Objective: Repeat all of the material exactly as given.

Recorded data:
* START *

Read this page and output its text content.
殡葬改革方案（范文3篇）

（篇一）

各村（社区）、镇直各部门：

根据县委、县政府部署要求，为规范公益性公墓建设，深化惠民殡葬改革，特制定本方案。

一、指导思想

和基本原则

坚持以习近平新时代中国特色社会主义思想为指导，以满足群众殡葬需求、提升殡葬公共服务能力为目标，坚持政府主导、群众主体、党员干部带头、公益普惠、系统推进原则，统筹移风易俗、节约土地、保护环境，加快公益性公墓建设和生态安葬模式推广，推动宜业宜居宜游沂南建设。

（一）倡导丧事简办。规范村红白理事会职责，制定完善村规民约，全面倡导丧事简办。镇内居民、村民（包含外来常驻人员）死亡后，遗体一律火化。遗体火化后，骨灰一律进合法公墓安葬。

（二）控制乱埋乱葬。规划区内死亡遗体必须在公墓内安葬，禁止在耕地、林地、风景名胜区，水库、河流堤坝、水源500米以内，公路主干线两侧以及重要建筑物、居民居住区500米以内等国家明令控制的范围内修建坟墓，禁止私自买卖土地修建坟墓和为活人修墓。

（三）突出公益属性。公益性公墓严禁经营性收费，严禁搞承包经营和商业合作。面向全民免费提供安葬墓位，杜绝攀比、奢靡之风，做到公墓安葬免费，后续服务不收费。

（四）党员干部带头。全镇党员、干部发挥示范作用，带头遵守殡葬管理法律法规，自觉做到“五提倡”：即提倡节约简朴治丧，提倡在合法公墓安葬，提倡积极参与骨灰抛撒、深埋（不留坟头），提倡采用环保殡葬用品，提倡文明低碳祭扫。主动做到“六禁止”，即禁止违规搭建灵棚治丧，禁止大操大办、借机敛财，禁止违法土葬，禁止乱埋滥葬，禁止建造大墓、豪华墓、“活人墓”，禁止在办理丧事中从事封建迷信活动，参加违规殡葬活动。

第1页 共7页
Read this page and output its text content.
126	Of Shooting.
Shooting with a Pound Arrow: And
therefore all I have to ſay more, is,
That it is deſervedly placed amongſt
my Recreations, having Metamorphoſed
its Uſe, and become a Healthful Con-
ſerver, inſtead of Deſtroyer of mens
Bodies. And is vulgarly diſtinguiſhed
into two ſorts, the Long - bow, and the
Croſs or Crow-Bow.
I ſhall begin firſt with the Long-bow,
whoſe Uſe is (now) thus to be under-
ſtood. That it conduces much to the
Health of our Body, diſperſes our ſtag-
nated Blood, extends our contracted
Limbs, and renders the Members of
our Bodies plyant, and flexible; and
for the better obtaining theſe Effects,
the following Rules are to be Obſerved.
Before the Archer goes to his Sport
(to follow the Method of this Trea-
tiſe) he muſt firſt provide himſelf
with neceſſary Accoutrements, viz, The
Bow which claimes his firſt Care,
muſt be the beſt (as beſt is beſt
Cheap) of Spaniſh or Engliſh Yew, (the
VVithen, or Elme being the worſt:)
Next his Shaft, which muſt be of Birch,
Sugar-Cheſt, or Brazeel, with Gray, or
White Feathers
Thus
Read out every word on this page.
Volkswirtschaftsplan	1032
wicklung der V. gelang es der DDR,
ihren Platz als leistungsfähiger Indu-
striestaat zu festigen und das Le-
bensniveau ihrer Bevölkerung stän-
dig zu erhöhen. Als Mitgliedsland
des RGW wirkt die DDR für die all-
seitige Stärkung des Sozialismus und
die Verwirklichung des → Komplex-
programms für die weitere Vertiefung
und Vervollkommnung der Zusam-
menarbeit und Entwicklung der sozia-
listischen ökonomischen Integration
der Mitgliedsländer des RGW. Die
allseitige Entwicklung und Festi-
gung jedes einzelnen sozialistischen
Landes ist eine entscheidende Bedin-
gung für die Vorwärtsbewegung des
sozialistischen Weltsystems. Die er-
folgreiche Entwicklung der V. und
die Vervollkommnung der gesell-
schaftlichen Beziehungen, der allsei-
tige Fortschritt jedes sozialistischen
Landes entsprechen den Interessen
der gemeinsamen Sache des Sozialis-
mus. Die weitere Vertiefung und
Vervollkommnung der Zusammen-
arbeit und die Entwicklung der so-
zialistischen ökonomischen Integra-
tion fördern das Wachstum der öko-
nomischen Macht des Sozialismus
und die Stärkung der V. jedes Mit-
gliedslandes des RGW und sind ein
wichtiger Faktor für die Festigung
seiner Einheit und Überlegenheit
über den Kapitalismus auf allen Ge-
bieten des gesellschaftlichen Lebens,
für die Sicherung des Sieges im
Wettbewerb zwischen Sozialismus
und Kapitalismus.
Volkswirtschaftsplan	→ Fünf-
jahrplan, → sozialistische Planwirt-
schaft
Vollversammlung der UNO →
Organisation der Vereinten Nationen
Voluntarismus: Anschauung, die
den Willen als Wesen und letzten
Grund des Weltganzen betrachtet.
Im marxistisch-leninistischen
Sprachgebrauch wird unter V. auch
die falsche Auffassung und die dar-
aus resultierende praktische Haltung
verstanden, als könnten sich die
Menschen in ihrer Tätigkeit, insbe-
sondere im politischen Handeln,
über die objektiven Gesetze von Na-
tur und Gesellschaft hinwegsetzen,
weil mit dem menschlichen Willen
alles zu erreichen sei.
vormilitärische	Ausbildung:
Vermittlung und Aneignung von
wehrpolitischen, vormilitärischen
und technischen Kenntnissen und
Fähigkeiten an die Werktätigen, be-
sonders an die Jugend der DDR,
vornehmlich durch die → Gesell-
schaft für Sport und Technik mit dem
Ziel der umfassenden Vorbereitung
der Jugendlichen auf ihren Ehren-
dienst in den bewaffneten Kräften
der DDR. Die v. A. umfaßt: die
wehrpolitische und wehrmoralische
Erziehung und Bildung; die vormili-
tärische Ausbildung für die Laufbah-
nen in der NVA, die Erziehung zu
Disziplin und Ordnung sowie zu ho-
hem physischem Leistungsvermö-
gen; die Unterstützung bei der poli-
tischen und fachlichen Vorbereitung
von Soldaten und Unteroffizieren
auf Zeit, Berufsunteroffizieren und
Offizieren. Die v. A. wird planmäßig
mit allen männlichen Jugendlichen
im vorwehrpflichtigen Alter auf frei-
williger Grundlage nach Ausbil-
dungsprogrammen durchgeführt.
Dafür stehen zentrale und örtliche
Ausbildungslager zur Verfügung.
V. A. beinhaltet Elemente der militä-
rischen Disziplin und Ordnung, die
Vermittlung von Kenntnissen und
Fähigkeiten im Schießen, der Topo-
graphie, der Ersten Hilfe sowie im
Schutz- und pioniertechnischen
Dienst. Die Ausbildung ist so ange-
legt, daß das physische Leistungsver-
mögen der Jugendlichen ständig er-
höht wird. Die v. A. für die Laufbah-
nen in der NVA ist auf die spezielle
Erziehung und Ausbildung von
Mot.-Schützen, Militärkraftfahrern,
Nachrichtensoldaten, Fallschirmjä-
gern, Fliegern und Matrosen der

* END *

Task output:
Read this page and output its text content.
殡葬改革方案（范文3篇）

（篇一）

各村（社区）、镇直各部门：

根据县委、县政府部署要求，为规范公益性公墓建设，深化惠民殡葬改革，特制定本方案。

一、指导思想

和基本原则

坚持以习近平新时代中国特色社会主义思想为指导，以满足群众殡葬需求、提升殡葬公共服务能力为目标，坚持政府主导、群众主体、党员干部带头、公益普惠、系统推进原则，统筹移风易俗、节约土地、保护环境，加快公益性公墓建设和生态安葬模式推广，推动宜业宜居宜游沂南建设。

（一）倡导丧事简办。规范村红白理事会职责，制定完善村规民约，全面倡导丧事简办。镇内居民、村民（包含外来常驻人员）死亡后，遗体一律火化。遗体火化后，骨灰一律进合法公墓安葬。

（二）控制乱埋乱葬。规划区内死亡遗体必须在公墓内安葬，禁止在耕地、林地、风景名胜区，水库、河流堤坝、水源500米以内，公路主干线两侧以及重要建筑物、居民居住区500米以内等国家明令控制的范围内修建坟墓，禁止私自买卖土地修建坟墓和为活人修墓。

（三）突出公益属性。公益性公墓严禁经营性收费，严禁搞承包经营和商业合作。面向全民免费提供安葬墓位，杜绝攀比、奢靡之风，做到公墓安葬免费，后续服务不收费。

（四）党员干部带头。全镇党员、干部发挥示范作用，带头遵守殡葬管理法律法规，自觉做到“五提倡”：即提倡节约简朴治丧，提倡在合法公墓安葬，提倡积极参与骨灰抛撒、深埋（不留坟头），提倡采用环保殡葬用品，提倡文明低碳祭扫。主动做到“六禁止”，即禁止违规搭建灵棚治丧，禁止大操大办、借机敛财，禁止违法土葬，禁止乱埋滥葬，禁止建造大墓、豪华墓、“活人墓”，禁止在办理丧事中从事封建迷信活动，参加违规殡葬活动。

第1页 共7页
Read this page and output its text content.
126	Of Shooting.
Shooting with a Pound Arrow: And
therefore all I have to ſay more, is,
That it is deſervedly placed amongſt
my Recreations, having Metamorphoſed
its Uſe, and become a Healthful Con-
ſerver, inſtead of Deſtroyer of mens
Bodies. And is vulgarly diſtinguiſhed
into two ſorts, the Long - bow, and the
Croſs or Crow-Bow.
I ſhall begin firſt with the Long-bow,
whoſe Uſe is (now) thus to be under-
ſtood. That it conduces much to the
Health of our Body, diſperſes our ſtag-
nated Blood, extends our contracted
Limbs, and renders the Members of
our Bodies plyant, and flexible; and
for the better obtaining theſe Effects,
the following Rules are to be Obſerved.
Before the Archer goes to his Sport
(to follow the Method of this Trea-
tiſe) he muſt firſt provide himſelf
with neceſſary Accoutrements, viz, The
Bow which claimes his firſt Care,
muſt be the beſt (as beſt is beſt
Cheap) of Spaniſh or Engliſh Yew, (the
VVithen, or Elme being the worſt:)
Next his Shaft, which muſt be of Birch,
Sugar-Cheſt, or Brazeel, with Gray, or
White Feathers
Thus
Read out every word on this page.
Volkswirtschaftsplan	1032
wicklung der V. gelang es der DDR,
ihren Platz als leistungsfähiger Indu-
striestaat zu festigen und das Le-
bensniveau ihrer Bevölkerung stän-
dig zu erhöhen. Als Mitgliedsland
des RGW wirkt die DDR für die all-
seitige Stärkung des Sozialismus und
die Verwirklichung des → Komplex-
programms für die weitere Vertiefung
und Vervollkommnung der Zusam-
menarbeit und Entwicklung der sozia-
listischen ökonomischen Integration
der Mitgliedsländer des RGW. Die
allseitige Entwicklung und Festi-
gung jedes einzelnen sozialistischen
Landes ist eine entscheidende Bedin-
gung für die Vorwärtsbewegung des
sozialistischen Weltsystems. Die er-
folgreiche Entwicklung der V. und
die Vervollkommnung der gesell-
schaftlichen Beziehungen, der allsei-
tige Fortschritt jedes sozialistischen
Landes entsprechen den Interessen
der gemeinsamen Sache des Sozialis-
mus. Die weitere Vertiefung und
Vervollkommnung der Zusammen-
arbeit und die Entwicklung der so-
zialistischen ökonomischen Integra-
tion fördern das Wachstum der öko-
nomischen Macht des Sozialismus
und die Stärkung der V. jedes Mit-
gliedslandes des RGW und sind ein
wichtiger Faktor für die Festigung
seiner Einheit und Überlegenheit
über den Kapitalismus auf allen Ge-
bieten des gesellschaftlichen Lebens,
für die Sicherung des Sieges im
Wettbewerb zwischen Sozialismus
und Kapitalismus.
Volkswirtschaftsplan	→ Fünf-
jahrplan, → sozialistische Planwirt-
schaft
Vollversammlung der UNO →
Organisation der Vereinten Nationen
Voluntarismus: Anschauung, die
den Willen als Wesen und letzten
Grund des Weltganzen betrachtet.
Im marxistisch-leninistischen
Sprachgebrauch wird unter V. auch
die falsche Auffassung und die dar-
aus resultierende praktische Haltung
verstanden, als könnten sich die
Menschen in ihrer Tätigkeit, insbe-
sondere im politischen Handeln,
über die objektiven Gesetze von Na-
tur und Gesellschaft hinwegsetzen,
weil mit dem menschlichen Willen
alles zu erreichen sei.
vormilitärische	Ausbildung:
Vermittlung und Aneignung von
wehrpolitischen, vormilitärischen
und technischen Kenntnissen und
Fähigkeiten an die Werktätigen, be-
sonders an die Jugend der DDR,
vornehmlich durch die → Gesell-
schaft für Sport und Technik mit dem
Ziel der umfassenden Vorbereitung
der Jugendlichen auf ihren Ehren-
dienst in den bewaffneten Kräften
der DDR. Die v. A. umfaßt: die
wehrpolitische und wehrmoralische
Erziehung und Bildung; die vormili-
tärische Ausbildung für die Laufbah-
nen in der NVA, die Erziehung zu
Disziplin und Ordnung sowie zu ho-
hem physischem Leistungsvermö-
gen; die Unterstützung bei der poli-
tischen und fachlichen Vorbereitung
von Soldaten und Unteroffizieren
auf Zeit, Berufsunteroffizieren und
Offizieren. Die v. A. wird planmäßig
mit allen männlichen Jugendlichen
im vorwehrpflichtigen Alter auf frei-
williger Grundlage nach Ausbil-
dungsprogrammen durchgeführt.
Dafür stehen zentrale und örtliche
Ausbildungslager zur Verfügung.
V. A. beinhaltet Elemente der militä-
rischen Disziplin und Ordnung, die
Vermittlung von Kenntnissen und
Fähigkeiten im Schießen, der Topo-
graphie, der Ersten Hilfe sowie im
Schutz- und pioniertechnischen
Dienst. Die Ausbildung ist so ange-
legt, daß das physische Leistungsver-
mögen der Jugendlichen ständig er-
höht wird. Die v. A. für die Laufbah-
nen in der NVA ist auf die spezielle
Erziehung und Ausbildung von
Mot.-Schützen, Militärkraftfahrern,
Nachrichtensoldaten, Fallschirmjä-
gern, Fliegern und Matrosen der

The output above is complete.